> What is expected: Output the data below in full, character for character.

· · ·

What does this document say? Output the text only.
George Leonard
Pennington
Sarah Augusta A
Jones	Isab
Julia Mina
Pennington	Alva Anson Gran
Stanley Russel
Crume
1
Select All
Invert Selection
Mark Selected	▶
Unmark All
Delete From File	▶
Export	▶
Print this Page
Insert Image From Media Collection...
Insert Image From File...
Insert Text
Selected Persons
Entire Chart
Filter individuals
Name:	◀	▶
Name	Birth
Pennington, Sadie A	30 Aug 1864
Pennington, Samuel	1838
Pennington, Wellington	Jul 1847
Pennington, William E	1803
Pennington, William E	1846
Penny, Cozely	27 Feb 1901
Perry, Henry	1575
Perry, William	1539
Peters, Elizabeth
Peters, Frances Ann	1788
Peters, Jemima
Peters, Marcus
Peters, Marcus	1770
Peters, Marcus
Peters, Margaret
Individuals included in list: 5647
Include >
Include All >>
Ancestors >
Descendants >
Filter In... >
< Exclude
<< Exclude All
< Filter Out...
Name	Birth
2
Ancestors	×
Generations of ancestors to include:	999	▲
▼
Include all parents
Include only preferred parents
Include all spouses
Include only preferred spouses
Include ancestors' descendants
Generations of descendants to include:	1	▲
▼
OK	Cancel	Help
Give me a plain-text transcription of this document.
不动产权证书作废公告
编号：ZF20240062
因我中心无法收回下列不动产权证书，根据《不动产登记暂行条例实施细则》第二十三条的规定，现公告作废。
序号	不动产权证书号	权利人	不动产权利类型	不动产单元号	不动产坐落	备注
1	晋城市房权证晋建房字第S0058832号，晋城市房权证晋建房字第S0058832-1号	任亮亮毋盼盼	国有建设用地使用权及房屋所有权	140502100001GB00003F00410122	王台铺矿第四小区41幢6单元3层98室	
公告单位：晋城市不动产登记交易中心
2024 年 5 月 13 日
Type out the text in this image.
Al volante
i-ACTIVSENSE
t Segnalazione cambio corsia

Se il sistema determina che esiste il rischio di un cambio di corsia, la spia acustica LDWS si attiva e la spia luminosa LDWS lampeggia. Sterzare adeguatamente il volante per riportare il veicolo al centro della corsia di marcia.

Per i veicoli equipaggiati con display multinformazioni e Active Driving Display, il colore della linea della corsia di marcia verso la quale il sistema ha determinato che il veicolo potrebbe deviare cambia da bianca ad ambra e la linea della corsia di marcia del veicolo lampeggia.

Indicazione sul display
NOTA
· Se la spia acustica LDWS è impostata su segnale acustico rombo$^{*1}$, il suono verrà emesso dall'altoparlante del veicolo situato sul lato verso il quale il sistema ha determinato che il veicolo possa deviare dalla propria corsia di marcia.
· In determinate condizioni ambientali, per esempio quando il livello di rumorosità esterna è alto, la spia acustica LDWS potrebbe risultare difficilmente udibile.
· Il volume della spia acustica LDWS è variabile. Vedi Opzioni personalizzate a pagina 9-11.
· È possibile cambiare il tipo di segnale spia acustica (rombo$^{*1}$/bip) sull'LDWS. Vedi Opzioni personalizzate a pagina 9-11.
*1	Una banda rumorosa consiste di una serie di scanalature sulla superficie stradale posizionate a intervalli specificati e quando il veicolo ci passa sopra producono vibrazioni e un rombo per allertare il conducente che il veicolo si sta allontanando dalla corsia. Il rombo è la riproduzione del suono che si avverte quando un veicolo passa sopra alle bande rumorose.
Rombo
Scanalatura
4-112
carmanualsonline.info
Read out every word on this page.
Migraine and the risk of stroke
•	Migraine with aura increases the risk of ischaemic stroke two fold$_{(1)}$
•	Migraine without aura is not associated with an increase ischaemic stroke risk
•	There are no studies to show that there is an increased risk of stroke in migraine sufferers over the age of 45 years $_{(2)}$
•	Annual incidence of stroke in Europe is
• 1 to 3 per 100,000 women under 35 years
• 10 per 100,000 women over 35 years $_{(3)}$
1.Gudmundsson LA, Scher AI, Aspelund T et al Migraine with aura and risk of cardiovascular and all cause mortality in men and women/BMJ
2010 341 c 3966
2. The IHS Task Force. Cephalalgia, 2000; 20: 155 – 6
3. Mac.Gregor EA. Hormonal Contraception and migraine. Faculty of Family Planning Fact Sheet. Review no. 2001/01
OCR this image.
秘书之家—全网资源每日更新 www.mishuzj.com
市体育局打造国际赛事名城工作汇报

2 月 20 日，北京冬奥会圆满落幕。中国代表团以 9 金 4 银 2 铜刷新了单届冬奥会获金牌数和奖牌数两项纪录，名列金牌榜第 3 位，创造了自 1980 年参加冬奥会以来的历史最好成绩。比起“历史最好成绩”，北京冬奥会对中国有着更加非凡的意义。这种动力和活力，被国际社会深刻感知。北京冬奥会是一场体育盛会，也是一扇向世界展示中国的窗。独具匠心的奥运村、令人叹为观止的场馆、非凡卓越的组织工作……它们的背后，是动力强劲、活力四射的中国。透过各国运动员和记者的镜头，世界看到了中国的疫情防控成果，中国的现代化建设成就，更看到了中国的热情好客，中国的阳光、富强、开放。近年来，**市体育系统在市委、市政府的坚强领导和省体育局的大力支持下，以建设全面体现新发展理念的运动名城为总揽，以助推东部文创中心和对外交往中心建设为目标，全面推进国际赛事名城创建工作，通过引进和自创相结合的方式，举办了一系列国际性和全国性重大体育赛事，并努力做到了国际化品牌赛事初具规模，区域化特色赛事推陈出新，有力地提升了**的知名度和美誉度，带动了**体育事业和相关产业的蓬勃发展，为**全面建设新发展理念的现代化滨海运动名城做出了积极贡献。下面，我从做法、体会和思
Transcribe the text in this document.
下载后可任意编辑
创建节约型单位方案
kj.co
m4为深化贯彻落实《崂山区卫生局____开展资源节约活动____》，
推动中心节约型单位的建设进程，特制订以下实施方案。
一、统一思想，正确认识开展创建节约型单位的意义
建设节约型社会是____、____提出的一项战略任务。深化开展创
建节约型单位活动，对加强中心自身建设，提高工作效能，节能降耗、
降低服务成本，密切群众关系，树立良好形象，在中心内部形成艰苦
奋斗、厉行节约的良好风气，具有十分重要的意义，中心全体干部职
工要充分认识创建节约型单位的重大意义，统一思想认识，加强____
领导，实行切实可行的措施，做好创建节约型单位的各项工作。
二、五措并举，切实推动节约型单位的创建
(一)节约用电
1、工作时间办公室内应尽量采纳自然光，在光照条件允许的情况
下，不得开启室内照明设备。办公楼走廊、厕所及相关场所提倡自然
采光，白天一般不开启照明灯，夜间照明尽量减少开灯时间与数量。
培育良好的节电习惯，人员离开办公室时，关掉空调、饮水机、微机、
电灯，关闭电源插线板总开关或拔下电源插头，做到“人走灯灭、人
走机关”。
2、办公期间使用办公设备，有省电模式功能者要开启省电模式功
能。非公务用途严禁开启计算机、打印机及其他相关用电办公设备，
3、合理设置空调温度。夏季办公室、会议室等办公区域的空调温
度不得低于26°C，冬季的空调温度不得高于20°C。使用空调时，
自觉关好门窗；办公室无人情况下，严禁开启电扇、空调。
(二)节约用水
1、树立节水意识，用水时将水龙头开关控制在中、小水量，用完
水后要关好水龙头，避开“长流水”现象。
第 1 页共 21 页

· · ·

> Full answer:
What does this document say? Output the text only.
George Leonard
Pennington
Sarah Augusta A
Jones	Isab
Julia Mina
Pennington	Alva Anson Gran
Stanley Russel
Crume
1
Select All
Invert Selection
Mark Selected	▶
Unmark All
Delete From File	▶
Export	▶
Print this Page
Insert Image From Media Collection...
Insert Image From File...
Insert Text
Selected Persons
Entire Chart
Filter individuals
Name:	◀	▶
Name	Birth
Pennington, Sadie A	30 Aug 1864
Pennington, Samuel	1838
Pennington, Wellington	Jul 1847
Pennington, William E	1803
Pennington, William E	1846
Penny, Cozely	27 Feb 1901
Perry, Henry	1575
Perry, William	1539
Peters, Elizabeth
Peters, Frances Ann	1788
Peters, Jemima
Peters, Marcus
Peters, Marcus	1770
Peters, Marcus
Peters, Margaret
Individuals included in list: 5647
Include >
Include All >>
Ancestors >
Descendants >
Filter In... >
< Exclude
<< Exclude All
< Filter Out...
Name	Birth
2
Ancestors	×
Generations of ancestors to include:	999	▲
▼
Include all parents
Include only preferred parents
Include all spouses
Include only preferred spouses
Include ancestors' descendants
Generations of descendants to include:	1	▲
▼
OK	Cancel	Help
Give me a plain-text transcription of this document.
不动产权证书作废公告
编号：ZF20240062
因我中心无法收回下列不动产权证书，根据《不动产登记暂行条例实施细则》第二十三条的规定，现公告作废。
序号	不动产权证书号	权利人	不动产权利类型	不动产单元号	不动产坐落	备注
1	晋城市房权证晋建房字第S0058832号，晋城市房权证晋建房字第S0058832-1号	任亮亮毋盼盼	国有建设用地使用权及房屋所有权	140502100001GB00003F00410122	王台铺矿第四小区41幢6单元3层98室	
公告单位：晋城市不动产登记交易中心
2024 年 5 月 13 日
Type out the text in this image.
Al volante
i-ACTIVSENSE
t Segnalazione cambio corsia

Se il sistema determina che esiste il rischio di un cambio di corsia, la spia acustica LDWS si attiva e la spia luminosa LDWS lampeggia. Sterzare adeguatamente il volante per riportare il veicolo al centro della corsia di marcia.

Per i veicoli equipaggiati con display multinformazioni e Active Driving Display, il colore della linea della corsia di marcia verso la quale il sistema ha determinato che il veicolo potrebbe deviare cambia da bianca ad ambra e la linea della corsia di marcia del veicolo lampeggia.

Indicazione sul display
NOTA
· Se la spia acustica LDWS è impostata su segnale acustico rombo$^{*1}$, il suono verrà emesso dall'altoparlante del veicolo situato sul lato verso il quale il sistema ha determinato che il veicolo possa deviare dalla propria corsia di marcia.
· In determinate condizioni ambientali, per esempio quando il livello di rumorosità esterna è alto, la spia acustica LDWS potrebbe risultare difficilmente udibile.
· Il volume della spia acustica LDWS è variabile. Vedi Opzioni personalizzate a pagina 9-11.
· È possibile cambiare il tipo di segnale spia acustica (rombo$^{*1}$/bip) sull'LDWS. Vedi Opzioni personalizzate a pagina 9-11.
*1	Una banda rumorosa consiste di una serie di scanalature sulla superficie stradale posizionate a intervalli specificati e quando il veicolo ci passa sopra producono vibrazioni e un rombo per allertare il conducente che il veicolo si sta allontanando dalla corsia. Il rombo è la riproduzione del suono che si avverte quando un veicolo passa sopra alle bande rumorose.
Rombo
Scanalatura
4-112
carmanualsonline.info
Read out every word on this page.
Migraine and the risk of stroke
•	Migraine with aura increases the risk of ischaemic stroke two fold$_{(1)}$
•	Migraine without aura is not associated with an increase ischaemic stroke risk
•	There are no studies to show that there is an increased risk of stroke in migraine sufferers over the age of 45 years $_{(2)}$
•	Annual incidence of stroke in Europe is
• 1 to 3 per 100,000 women under 35 years
• 10 per 100,000 women over 35 years $_{(3)}$
1.Gudmundsson LA, Scher AI, Aspelund T et al Migraine with aura and risk of cardiovascular and all cause mortality in men and women/BMJ
2010 341 c 3966
2. The IHS Task Force. Cephalalgia, 2000; 20: 155 – 6
3. Mac.Gregor EA. Hormonal Contraception and migraine. Faculty of Family Planning Fact Sheet. Review no. 2001/01
OCR this image.
秘书之家—全网资源每日更新 www.mishuzj.com
市体育局打造国际赛事名城工作汇报

2 月 20 日，北京冬奥会圆满落幕。中国代表团以 9 金 4 银 2 铜刷新了单届冬奥会获金牌数和奖牌数两项纪录，名列金牌榜第 3 位，创造了自 1980 年参加冬奥会以来的历史最好成绩。比起“历史最好成绩”，北京冬奥会对中国有着更加非凡的意义。这种动力和活力，被国际社会深刻感知。北京冬奥会是一场体育盛会，也是一扇向世界展示中国的窗。独具匠心的奥运村、令人叹为观止的场馆、非凡卓越的组织工作……它们的背后，是动力强劲、活力四射的中国。透过各国运动员和记者的镜头，世界看到了中国的疫情防控成果，中国的现代化建设成就，更看到了中国的热情好客，中国的阳光、富强、开放。近年来，**市体育系统在市委、市政府的坚强领导和省体育局的大力支持下，以建设全面体现新发展理念的运动名城为总揽，以助推东部文创中心和对外交往中心建设为目标，全面推进国际赛事名城创建工作，通过引进和自创相结合的方式，举办了一系列国际性和全国性重大体育赛事，并努力做到了国际化品牌赛事初具规模，区域化特色赛事推陈出新，有力地提升了**的知名度和美誉度，带动了**体育事业和相关产业的蓬勃发展，为**全面建设新发展理念的现代化滨海运动名城做出了积极贡献。下面，我从做法、体会和思
Transcribe the text in this document.
下载后可任意编辑
创建节约型单位方案
kj.co
m4为深化贯彻落实《崂山区卫生局____开展资源节约活动____》，
推动中心节约型单位的建设进程，特制订以下实施方案。
一、统一思想，正确认识开展创建节约型单位的意义
建设节约型社会是____、____提出的一项战略任务。深化开展创
建节约型单位活动，对加强中心自身建设，提高工作效能，节能降耗、
降低服务成本，密切群众关系，树立良好形象，在中心内部形成艰苦
奋斗、厉行节约的良好风气，具有十分重要的意义，中心全体干部职
工要充分认识创建节约型单位的重大意义，统一思想认识，加强____
领导，实行切实可行的措施，做好创建节约型单位的各项工作。
二、五措并举，切实推动节约型单位的创建
(一)节约用电
1、工作时间办公室内应尽量采纳自然光，在光照条件允许的情况
下，不得开启室内照明设备。办公楼走廊、厕所及相关场所提倡自然
采光，白天一般不开启照明灯，夜间照明尽量减少开灯时间与数量。
培育良好的节电习惯，人员离开办公室时，关掉空调、饮水机、微机、
电灯，关闭电源插线板总开关或拔下电源插头，做到“人走灯灭、人
走机关”。
2、办公期间使用办公设备，有省电模式功能者要开启省电模式功
能。非公务用途严禁开启计算机、打印机及其他相关用电办公设备，
3、合理设置空调温度。夏季办公室、会议室等办公区域的空调温
度不得低于26°C，冬季的空调温度不得高于20°C。使用空调时，
自觉关好门窗；办公室无人情况下，严禁开启电扇、空调。
(二)节约用水
1、树立节水意识，用水时将水龙头开关控制在中、小水量，用完
水后要关好水龙头，避开“长流水”现象。
第 1 页共 21 页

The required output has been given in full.